═══ Extract provided ═══

Listen:
🎧 Spotify
🍎 Apple
🎬 YouTube
The General Podcast is back! And what an appropriate week for this episode, as “storytelling” has become the skillset du jour among startups and tech companies alike, according to the Wall Street Journal. This episode brings together two founders who have totally reimagined storytelling formats throughout their careers: Bing Gordon and Stephen Piron.
Bing joined Electronic Arts in its earliest days as Chief Creative Officer and helped build it into the gaming powerhouse it is today. He was one of the first believers that interactive media could be a true art form, and over his career he shaped iconic games like The Sims, Madden, and Farmville. Few people have thought harder about what makes a story truly work.
Stephen is the founder of Pickford, a new kind of studio where the audience drives the plot in real time. His big idea is that if you scream at the TV, the TV “should scream back.” Before Pickford, Stephen built the world’s first deepfake (the Joe Rogan one) while working on his previous startup, Dessa, which was eventually acquired by Square.
Right off the bat, you’ll hear them dive into one of the most famous ad campaigns in tech history—EA’s “Can a Computer Make You Cry?” Bing shares the story behind that ad and Stephen admits he has it framed on his office wall.
From there, they get into the multiple reinventions of Hollywood, how you build character bibles and narrative arcs in the age of AI and why hits are always flukes until they’re not.

═══ Data extract ═══

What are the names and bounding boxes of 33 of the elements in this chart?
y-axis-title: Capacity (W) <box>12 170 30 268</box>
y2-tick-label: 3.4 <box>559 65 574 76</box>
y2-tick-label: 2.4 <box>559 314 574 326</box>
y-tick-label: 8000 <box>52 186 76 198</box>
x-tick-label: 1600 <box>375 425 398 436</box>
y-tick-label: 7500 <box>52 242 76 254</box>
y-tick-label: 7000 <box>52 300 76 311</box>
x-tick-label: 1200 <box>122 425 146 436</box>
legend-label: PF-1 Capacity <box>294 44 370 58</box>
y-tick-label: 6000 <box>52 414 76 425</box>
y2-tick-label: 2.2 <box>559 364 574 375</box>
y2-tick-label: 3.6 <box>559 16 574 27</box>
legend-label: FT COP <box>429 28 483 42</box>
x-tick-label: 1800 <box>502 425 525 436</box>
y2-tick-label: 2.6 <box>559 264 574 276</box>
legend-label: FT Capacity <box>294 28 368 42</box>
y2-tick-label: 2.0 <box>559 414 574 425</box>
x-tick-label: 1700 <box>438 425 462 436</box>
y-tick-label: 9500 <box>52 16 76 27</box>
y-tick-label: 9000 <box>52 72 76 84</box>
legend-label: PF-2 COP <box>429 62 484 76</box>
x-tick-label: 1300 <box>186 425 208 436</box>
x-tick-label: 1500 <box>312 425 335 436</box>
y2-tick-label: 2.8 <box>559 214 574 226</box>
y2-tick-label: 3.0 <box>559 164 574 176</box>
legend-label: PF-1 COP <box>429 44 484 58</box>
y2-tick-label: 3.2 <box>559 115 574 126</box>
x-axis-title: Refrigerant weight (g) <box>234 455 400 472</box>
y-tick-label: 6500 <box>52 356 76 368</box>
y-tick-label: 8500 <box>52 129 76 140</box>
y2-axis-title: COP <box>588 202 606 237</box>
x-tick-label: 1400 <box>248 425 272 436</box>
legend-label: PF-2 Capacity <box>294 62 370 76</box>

═══

# Assignment 1:
In the podcast episode description, why is this week called an appropriate one for the episode? Answer in one to three sentences.
# Assignment 2:
Carry on the podcast episode description from its last sentence.

# Answer box 1:
The week is appropriate because, according to the Wall Street Journal, "storytelling" has become the skillset du jour among startups and tech companies alike.

# Answer box 2:
It’s a conversation about what it really takes to build an interactive platform that changes the way stories get made. You’ll learn:
The origin story of the iconic “Can a computer make you cry?” ad and why it mattered more than any product marketing
Why Electronic Arts once believed it would become “the new Hollywood” and what that taught Bing about storytelling
Why most AI storytelling efforts fail by trying to make old stories cheaper instead of inventing new formats
Why character bibles and narrative guardrails matter more than prompts
How Pickford is borrowing from centuries-old storytelling structures and updating them for real-time interaction
Why hits still matter more than platforms (and why every platform eventually needs one)
How AI might actually create more work for storytellers, not less
How Pickford worked with SAG to design a new, AI-era compensation model for voice actors
Referenced in this episode:
Adventures in the Screen Trade by William Goldman
Steve Jobs and the “reality distortion field”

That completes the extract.